• _Material_
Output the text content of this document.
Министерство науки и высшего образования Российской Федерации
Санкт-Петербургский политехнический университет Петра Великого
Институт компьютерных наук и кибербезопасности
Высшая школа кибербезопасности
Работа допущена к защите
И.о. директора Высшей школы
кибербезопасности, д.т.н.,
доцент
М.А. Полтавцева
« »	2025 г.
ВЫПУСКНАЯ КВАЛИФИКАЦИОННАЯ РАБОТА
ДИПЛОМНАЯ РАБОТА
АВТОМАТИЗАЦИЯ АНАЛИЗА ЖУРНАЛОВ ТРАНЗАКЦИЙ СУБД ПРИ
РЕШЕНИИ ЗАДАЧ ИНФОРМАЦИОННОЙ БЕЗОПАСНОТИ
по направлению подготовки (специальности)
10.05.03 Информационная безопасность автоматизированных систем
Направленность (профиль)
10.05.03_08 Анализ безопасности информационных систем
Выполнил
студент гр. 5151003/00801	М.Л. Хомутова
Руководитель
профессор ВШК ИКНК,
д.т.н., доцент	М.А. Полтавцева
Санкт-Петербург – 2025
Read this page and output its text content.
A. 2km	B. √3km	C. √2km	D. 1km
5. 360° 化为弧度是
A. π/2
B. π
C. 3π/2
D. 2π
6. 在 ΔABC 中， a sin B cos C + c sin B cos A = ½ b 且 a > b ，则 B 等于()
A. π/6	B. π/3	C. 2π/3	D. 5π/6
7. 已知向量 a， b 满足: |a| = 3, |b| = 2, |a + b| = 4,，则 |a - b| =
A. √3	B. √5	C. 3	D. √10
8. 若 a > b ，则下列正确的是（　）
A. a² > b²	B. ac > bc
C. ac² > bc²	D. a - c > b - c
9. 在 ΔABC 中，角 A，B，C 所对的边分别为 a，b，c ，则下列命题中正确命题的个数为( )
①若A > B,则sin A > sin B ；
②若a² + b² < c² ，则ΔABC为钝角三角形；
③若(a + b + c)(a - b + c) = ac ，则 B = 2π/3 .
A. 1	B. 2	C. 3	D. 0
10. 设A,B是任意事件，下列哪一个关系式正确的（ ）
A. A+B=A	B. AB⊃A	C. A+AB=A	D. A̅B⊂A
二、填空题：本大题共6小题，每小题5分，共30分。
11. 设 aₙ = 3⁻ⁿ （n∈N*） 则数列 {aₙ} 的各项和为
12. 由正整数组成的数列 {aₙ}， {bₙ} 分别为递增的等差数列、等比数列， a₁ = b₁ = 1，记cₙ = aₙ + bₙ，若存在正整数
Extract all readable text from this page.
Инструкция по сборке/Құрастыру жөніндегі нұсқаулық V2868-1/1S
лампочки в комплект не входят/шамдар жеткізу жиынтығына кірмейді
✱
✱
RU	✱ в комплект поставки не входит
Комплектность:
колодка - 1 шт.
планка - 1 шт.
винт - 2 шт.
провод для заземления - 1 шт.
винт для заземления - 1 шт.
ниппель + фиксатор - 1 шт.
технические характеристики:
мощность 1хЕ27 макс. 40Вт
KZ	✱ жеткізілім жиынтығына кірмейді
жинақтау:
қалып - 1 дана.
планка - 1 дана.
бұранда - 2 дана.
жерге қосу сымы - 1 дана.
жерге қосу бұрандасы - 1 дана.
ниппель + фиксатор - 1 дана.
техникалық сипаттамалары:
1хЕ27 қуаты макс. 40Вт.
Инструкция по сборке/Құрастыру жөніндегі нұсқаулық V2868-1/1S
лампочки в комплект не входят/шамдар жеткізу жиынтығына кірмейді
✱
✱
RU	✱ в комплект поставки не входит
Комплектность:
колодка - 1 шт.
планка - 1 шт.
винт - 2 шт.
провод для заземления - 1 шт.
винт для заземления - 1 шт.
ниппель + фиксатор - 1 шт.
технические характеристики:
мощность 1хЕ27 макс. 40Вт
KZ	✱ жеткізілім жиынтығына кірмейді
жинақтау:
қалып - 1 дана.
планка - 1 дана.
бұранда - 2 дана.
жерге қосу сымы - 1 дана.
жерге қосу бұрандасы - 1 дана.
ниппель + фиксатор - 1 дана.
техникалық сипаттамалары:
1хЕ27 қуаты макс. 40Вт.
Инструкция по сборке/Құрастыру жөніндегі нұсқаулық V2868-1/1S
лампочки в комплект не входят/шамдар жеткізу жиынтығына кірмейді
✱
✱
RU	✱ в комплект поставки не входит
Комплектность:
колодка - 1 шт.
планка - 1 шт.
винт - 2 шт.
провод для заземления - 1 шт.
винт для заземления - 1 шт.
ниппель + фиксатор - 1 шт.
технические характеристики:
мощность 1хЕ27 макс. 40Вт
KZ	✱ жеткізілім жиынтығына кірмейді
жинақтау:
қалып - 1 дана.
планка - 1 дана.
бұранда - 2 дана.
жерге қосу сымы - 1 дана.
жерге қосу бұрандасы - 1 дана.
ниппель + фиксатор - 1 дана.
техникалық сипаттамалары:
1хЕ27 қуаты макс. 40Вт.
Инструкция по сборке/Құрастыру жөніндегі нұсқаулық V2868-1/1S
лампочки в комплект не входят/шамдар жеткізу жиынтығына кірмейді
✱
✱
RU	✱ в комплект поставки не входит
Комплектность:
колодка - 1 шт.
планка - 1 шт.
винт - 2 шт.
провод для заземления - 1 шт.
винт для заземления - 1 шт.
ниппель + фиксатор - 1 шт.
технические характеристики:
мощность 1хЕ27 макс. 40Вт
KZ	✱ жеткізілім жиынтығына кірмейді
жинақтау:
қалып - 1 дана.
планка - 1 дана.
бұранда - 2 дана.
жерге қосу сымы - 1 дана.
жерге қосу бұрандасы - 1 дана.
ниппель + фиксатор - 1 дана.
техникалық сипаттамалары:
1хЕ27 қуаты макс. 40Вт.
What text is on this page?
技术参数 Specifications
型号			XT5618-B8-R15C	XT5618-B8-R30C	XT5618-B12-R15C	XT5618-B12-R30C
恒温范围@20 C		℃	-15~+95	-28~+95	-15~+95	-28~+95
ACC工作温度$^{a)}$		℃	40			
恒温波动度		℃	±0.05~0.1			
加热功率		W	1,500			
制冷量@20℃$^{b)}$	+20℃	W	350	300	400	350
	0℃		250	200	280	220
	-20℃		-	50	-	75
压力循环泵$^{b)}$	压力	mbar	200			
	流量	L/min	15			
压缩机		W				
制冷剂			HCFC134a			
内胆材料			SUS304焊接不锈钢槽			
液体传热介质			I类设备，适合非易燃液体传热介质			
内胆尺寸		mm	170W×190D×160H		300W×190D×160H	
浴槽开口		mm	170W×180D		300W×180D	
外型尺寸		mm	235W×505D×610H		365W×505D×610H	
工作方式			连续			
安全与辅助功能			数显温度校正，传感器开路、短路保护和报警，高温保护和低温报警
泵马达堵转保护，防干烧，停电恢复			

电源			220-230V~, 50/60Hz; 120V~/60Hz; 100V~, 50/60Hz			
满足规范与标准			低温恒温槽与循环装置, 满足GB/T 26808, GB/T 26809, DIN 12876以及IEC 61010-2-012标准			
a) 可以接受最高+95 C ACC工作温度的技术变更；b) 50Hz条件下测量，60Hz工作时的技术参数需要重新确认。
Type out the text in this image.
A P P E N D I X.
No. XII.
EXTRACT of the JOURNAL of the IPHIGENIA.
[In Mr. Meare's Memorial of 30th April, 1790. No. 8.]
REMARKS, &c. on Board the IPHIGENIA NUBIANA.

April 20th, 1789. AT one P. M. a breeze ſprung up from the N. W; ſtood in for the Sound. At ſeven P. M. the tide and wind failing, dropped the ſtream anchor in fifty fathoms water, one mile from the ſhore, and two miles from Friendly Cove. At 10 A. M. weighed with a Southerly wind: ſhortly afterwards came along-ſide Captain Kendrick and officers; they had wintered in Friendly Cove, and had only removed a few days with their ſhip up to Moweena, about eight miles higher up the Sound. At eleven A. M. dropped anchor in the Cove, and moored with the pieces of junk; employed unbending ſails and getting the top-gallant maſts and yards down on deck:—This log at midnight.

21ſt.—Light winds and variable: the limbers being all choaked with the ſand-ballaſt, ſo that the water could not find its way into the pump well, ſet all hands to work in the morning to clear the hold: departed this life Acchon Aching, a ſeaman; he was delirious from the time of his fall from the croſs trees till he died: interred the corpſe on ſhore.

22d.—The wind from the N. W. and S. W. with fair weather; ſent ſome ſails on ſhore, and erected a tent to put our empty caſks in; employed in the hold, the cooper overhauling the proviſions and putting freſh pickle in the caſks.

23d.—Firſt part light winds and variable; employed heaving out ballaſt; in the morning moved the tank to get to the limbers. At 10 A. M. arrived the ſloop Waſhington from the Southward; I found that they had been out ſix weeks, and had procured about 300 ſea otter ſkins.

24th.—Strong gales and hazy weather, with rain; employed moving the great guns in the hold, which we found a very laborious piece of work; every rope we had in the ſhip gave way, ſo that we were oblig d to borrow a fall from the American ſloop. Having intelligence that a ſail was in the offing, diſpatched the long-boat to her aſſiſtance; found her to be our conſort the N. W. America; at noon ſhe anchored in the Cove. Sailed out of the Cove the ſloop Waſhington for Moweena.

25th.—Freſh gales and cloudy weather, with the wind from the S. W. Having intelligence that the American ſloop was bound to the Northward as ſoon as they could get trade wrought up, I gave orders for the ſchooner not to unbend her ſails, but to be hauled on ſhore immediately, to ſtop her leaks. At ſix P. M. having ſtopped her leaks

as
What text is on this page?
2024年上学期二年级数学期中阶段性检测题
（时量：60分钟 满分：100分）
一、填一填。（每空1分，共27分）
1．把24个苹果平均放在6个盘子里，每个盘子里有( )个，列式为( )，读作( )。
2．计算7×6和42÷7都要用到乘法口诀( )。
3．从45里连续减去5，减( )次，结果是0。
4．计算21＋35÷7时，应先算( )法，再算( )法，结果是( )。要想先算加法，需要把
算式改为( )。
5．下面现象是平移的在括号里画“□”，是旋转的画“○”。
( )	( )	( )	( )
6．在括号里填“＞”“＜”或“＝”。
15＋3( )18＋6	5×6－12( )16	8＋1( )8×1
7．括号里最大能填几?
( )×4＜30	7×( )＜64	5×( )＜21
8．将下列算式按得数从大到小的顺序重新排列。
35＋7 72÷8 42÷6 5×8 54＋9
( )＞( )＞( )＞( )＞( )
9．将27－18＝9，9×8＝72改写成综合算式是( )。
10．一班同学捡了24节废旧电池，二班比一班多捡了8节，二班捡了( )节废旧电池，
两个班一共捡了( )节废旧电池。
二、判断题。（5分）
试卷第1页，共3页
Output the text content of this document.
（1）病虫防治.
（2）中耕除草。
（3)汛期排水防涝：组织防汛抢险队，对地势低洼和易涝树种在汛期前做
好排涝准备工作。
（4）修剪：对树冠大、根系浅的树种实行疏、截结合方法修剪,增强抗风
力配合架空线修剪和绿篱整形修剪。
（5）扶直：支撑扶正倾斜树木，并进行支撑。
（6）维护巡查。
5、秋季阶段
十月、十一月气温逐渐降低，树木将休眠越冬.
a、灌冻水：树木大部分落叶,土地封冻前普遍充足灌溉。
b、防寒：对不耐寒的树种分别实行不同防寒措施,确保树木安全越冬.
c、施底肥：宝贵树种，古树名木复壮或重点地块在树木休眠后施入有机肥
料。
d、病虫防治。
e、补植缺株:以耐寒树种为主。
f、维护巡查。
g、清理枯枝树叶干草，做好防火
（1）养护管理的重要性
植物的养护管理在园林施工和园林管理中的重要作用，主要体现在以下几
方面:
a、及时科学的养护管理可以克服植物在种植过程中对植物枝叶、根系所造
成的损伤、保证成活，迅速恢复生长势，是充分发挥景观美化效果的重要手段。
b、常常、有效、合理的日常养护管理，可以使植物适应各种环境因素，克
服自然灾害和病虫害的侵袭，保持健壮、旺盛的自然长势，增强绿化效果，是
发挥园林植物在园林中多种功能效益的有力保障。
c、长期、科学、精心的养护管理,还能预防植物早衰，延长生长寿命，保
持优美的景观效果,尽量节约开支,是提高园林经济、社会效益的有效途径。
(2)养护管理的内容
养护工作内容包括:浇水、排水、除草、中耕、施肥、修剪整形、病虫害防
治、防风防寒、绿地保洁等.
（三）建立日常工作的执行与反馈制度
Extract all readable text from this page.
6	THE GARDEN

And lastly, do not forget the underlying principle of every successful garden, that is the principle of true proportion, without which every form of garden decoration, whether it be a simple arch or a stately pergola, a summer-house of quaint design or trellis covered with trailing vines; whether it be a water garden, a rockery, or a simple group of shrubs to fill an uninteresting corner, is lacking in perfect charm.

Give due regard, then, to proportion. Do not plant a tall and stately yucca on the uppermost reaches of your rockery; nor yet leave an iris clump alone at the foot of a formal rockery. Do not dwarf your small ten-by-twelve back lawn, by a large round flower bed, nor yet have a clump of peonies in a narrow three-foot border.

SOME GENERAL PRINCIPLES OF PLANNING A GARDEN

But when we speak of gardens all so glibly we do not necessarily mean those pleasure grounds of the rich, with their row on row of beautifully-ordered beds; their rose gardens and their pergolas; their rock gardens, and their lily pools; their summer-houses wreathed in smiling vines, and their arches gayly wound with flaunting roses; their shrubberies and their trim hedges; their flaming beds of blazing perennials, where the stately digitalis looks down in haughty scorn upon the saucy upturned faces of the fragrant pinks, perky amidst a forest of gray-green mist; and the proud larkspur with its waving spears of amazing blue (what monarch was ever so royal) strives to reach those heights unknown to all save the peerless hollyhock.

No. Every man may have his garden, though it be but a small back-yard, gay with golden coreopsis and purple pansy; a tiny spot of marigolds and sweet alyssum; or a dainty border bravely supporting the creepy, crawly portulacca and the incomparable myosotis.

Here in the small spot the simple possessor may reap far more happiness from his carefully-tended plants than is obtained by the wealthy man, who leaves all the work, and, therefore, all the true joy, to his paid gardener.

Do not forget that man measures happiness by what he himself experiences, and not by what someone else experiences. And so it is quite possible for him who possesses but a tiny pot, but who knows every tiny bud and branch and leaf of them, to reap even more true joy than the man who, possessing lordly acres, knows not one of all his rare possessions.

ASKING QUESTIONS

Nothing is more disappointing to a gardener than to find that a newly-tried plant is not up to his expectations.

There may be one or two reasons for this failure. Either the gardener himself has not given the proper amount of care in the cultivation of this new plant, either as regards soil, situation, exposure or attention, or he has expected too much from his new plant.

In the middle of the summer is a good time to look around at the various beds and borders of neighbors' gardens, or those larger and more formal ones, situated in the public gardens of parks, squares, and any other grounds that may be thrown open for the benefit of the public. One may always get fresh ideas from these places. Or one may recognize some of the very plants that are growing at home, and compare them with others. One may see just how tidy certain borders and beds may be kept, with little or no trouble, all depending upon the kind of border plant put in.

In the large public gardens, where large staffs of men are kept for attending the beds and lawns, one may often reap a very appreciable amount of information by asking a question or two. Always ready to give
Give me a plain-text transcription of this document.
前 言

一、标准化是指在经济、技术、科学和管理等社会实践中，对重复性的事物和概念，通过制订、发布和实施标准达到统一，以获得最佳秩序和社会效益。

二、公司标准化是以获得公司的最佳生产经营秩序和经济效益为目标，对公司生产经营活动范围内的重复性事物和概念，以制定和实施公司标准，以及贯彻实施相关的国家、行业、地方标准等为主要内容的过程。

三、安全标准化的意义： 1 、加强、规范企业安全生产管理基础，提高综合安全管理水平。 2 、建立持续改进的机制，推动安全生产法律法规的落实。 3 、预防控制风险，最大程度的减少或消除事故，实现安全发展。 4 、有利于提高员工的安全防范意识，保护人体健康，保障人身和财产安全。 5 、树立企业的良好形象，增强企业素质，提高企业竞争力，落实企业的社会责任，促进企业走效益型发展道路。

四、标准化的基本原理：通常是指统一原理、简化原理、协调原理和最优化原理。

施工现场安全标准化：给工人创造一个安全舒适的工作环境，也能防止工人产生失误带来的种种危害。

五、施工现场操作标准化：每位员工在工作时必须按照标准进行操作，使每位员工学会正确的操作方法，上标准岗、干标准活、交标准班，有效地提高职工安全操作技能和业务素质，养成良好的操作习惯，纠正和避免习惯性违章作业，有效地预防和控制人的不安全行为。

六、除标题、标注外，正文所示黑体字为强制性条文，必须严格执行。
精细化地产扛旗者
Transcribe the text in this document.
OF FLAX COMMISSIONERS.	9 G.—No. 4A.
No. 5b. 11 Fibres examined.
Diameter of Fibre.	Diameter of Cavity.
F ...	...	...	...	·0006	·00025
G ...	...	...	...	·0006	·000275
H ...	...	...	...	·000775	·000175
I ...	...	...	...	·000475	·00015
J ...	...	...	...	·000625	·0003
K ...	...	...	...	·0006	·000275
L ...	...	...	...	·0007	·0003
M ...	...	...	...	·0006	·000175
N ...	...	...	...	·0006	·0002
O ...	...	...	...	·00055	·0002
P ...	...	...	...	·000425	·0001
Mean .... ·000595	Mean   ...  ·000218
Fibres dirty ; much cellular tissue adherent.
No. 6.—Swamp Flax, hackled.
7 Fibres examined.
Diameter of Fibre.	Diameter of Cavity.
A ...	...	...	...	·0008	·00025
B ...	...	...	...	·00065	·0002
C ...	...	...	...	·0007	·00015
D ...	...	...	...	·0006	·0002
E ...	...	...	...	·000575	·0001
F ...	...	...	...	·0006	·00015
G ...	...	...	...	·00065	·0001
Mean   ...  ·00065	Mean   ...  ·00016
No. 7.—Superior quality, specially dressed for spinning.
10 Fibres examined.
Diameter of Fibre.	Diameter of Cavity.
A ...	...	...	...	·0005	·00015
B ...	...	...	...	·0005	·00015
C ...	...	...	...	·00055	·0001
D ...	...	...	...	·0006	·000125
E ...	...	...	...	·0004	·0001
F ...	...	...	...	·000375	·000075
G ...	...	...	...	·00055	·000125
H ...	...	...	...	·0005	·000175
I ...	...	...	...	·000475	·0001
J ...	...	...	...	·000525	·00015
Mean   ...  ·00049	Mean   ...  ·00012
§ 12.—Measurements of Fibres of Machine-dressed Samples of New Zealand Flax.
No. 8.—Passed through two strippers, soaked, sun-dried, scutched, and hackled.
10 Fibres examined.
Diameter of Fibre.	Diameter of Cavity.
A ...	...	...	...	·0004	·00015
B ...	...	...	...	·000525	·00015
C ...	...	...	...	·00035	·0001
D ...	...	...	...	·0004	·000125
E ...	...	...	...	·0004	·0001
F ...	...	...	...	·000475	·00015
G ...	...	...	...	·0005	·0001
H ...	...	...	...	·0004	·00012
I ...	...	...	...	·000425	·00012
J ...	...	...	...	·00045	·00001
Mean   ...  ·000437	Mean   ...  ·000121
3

• _Instruction_
Copy out each line in the preceding records that contains "proportion".

• _Problem solution_
And lastly, do not forget the underlying principle of every successful garden, that is the principle of true proportion, without which every form of garden decoration, whether it be a simple arch or a stately pergola, a summer-house of quaint design or trellis covered with trailing vines; whether it be a water garden, a rockery, or a simple group of shrubs to fill an uninteresting corner, is lacking in perfect charm.
Give due regard, then, to proportion. Do not plant a tall and stately yucca on the uppermost reaches of your rockery; nor yet leave an iris clump alone at the foot of a formal rockery. Do not dwarf your small ten-by-twelve back lawn, by a large round flower bed, nor yet have a clump of peonies in a narrow three-foot border.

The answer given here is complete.